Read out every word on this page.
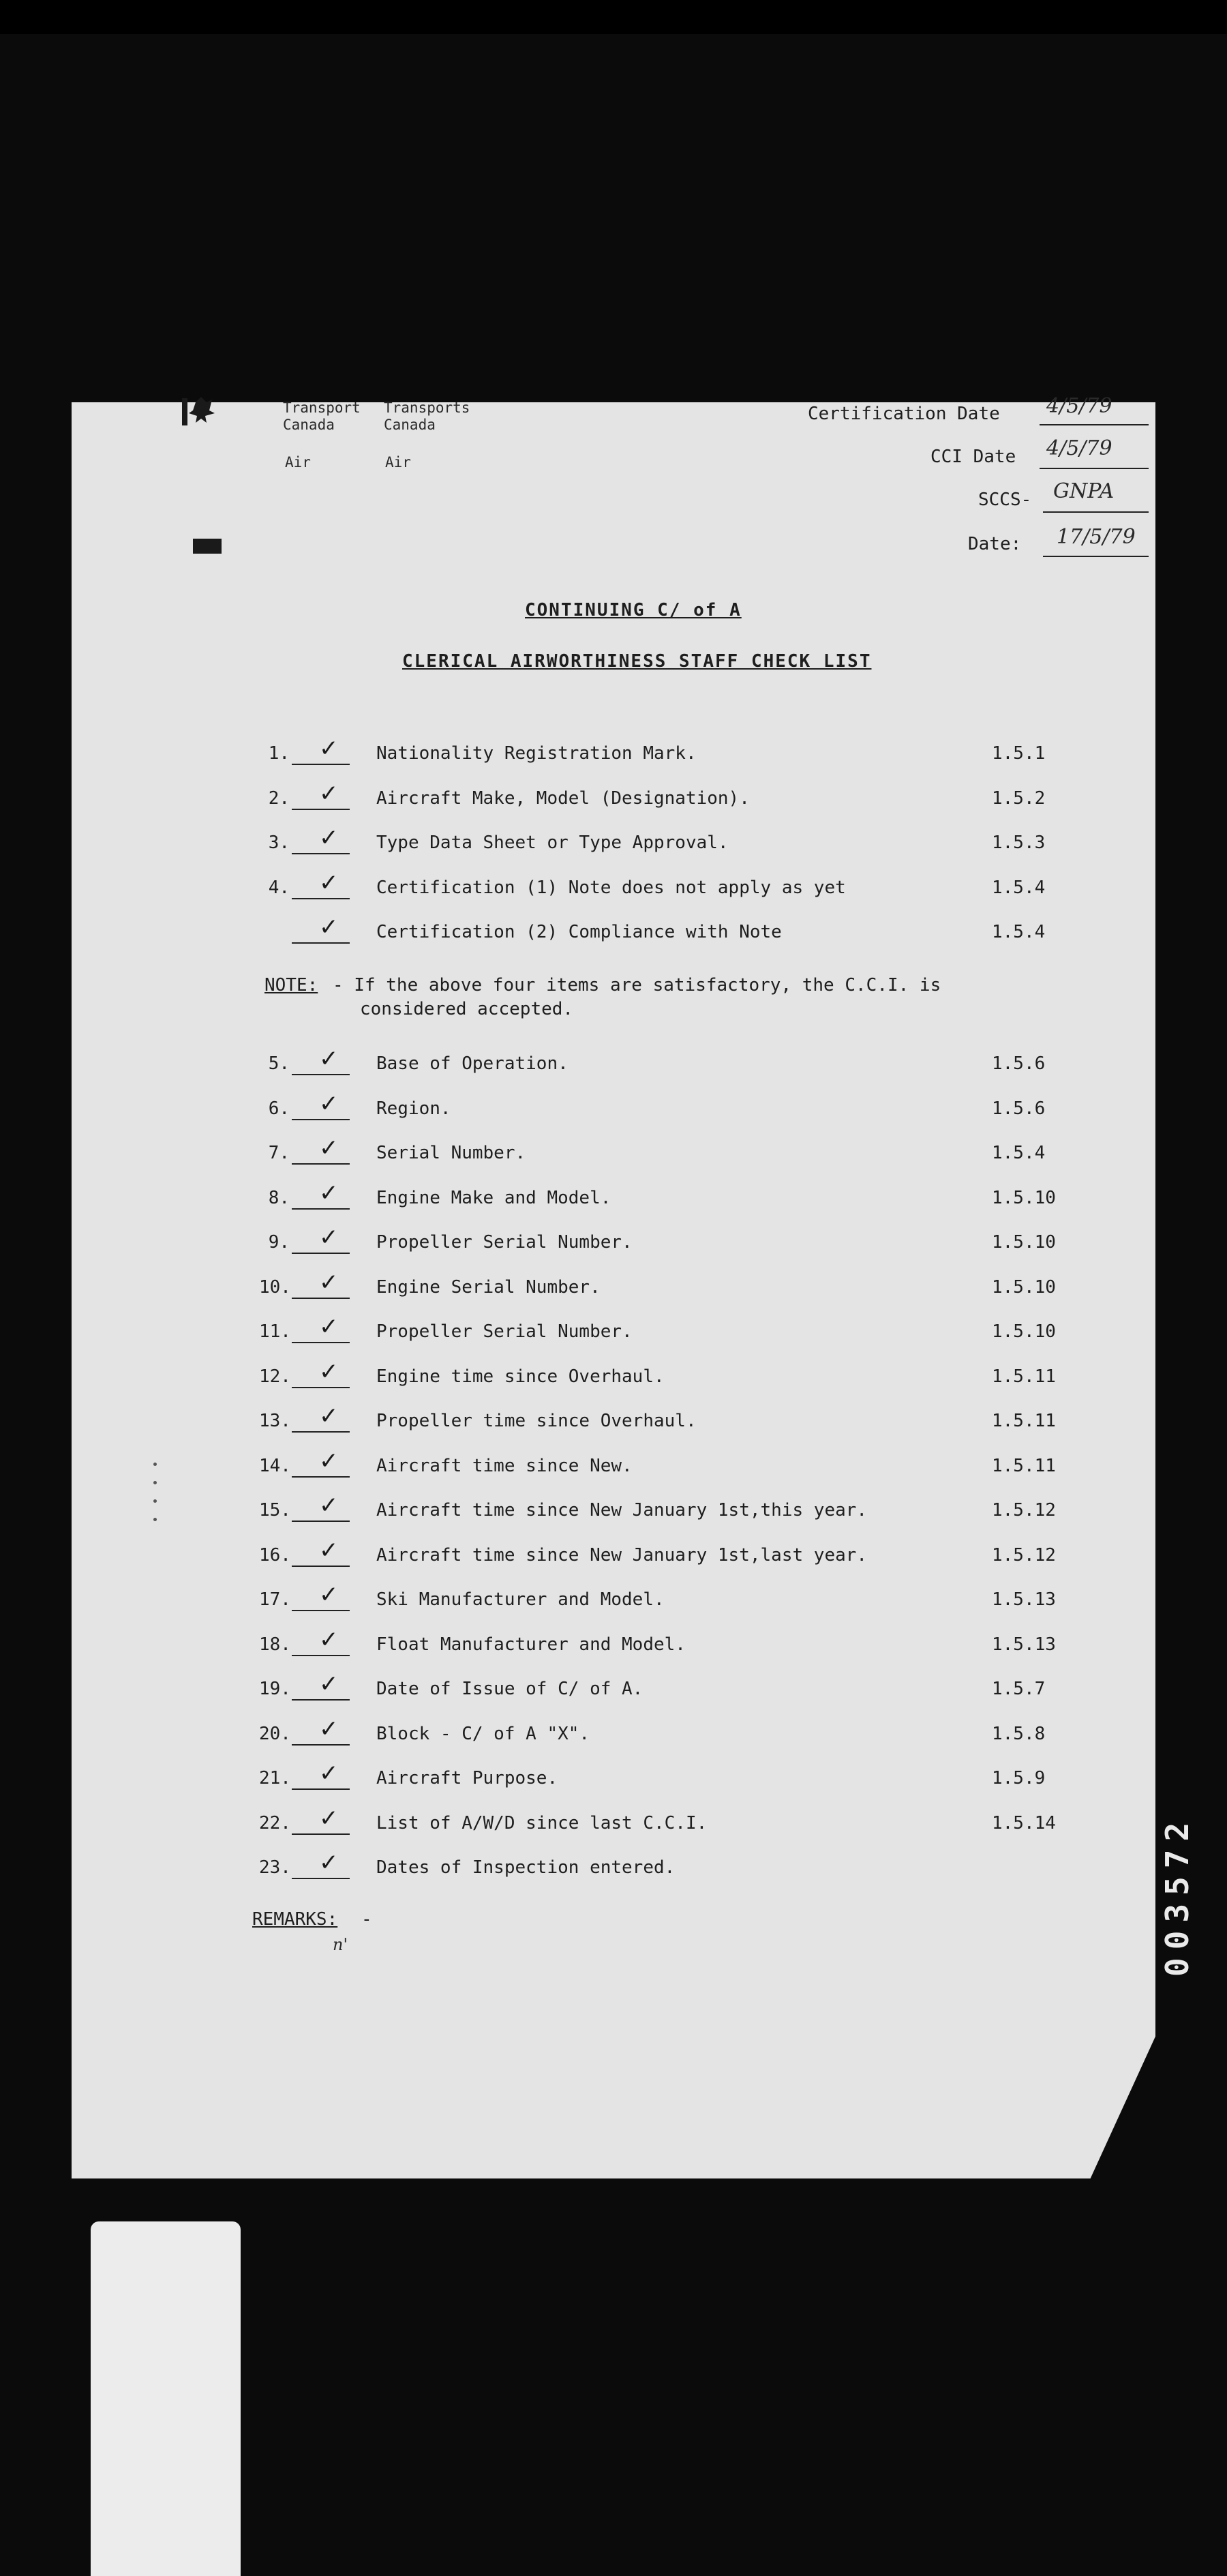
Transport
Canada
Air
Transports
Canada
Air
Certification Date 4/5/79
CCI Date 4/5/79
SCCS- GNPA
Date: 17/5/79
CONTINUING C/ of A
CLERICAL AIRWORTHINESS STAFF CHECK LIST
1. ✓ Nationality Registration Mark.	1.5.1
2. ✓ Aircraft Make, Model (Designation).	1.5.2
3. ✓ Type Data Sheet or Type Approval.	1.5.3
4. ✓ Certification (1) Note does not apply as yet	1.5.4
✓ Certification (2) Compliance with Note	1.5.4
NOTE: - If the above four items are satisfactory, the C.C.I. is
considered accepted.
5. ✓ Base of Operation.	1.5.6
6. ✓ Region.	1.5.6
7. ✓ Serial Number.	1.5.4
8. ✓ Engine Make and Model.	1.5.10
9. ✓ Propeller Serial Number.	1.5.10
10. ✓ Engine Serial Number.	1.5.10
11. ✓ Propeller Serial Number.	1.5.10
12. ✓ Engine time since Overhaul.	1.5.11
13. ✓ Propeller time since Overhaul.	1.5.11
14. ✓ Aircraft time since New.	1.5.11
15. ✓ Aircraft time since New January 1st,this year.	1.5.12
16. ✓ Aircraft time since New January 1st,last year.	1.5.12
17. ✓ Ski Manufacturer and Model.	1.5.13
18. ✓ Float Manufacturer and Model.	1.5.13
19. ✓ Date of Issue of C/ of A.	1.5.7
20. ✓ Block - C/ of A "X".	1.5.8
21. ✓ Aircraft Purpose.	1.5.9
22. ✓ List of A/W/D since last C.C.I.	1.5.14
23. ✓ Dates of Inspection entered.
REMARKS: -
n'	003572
...
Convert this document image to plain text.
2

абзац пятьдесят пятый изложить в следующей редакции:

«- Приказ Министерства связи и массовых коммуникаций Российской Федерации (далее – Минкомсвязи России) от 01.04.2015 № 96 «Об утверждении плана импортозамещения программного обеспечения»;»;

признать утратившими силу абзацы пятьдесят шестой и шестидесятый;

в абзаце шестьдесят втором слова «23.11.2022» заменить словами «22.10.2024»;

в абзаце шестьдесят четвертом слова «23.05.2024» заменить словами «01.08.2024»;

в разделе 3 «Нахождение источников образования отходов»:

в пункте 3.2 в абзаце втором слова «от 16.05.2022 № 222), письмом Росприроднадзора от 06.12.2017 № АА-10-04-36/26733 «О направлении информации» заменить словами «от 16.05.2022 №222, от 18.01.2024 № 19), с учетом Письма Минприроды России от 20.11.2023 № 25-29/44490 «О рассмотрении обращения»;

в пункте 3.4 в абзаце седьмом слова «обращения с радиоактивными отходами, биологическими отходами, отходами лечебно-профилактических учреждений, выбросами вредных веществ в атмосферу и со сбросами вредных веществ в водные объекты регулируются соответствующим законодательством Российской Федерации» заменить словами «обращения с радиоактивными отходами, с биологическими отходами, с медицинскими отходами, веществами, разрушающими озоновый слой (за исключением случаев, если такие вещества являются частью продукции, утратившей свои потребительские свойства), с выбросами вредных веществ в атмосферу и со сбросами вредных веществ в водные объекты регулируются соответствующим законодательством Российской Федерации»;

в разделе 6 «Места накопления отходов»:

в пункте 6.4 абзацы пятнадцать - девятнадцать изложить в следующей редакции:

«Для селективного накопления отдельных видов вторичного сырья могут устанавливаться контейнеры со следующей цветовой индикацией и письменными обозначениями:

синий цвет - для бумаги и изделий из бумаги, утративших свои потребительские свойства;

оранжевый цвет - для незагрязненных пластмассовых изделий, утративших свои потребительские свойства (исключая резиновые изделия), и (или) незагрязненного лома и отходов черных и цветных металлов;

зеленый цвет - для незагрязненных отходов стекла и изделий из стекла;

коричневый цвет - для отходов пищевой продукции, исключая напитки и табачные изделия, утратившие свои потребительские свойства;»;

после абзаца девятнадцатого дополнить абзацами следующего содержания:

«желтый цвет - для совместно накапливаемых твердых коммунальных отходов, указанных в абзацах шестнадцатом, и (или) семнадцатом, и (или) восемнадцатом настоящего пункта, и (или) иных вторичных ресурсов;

PROBLEM DESCRIPTION: Pull every line containing the word "накопления" out of the entries above.

WRITTEN ANSWER:
в разделе 6 «Места накопления отходов»:
«Для селективного накопления отдельных видов вторичного сырья могут устанавливаться контейнеры со следующей цветовой индикацией и письменными обозначениями:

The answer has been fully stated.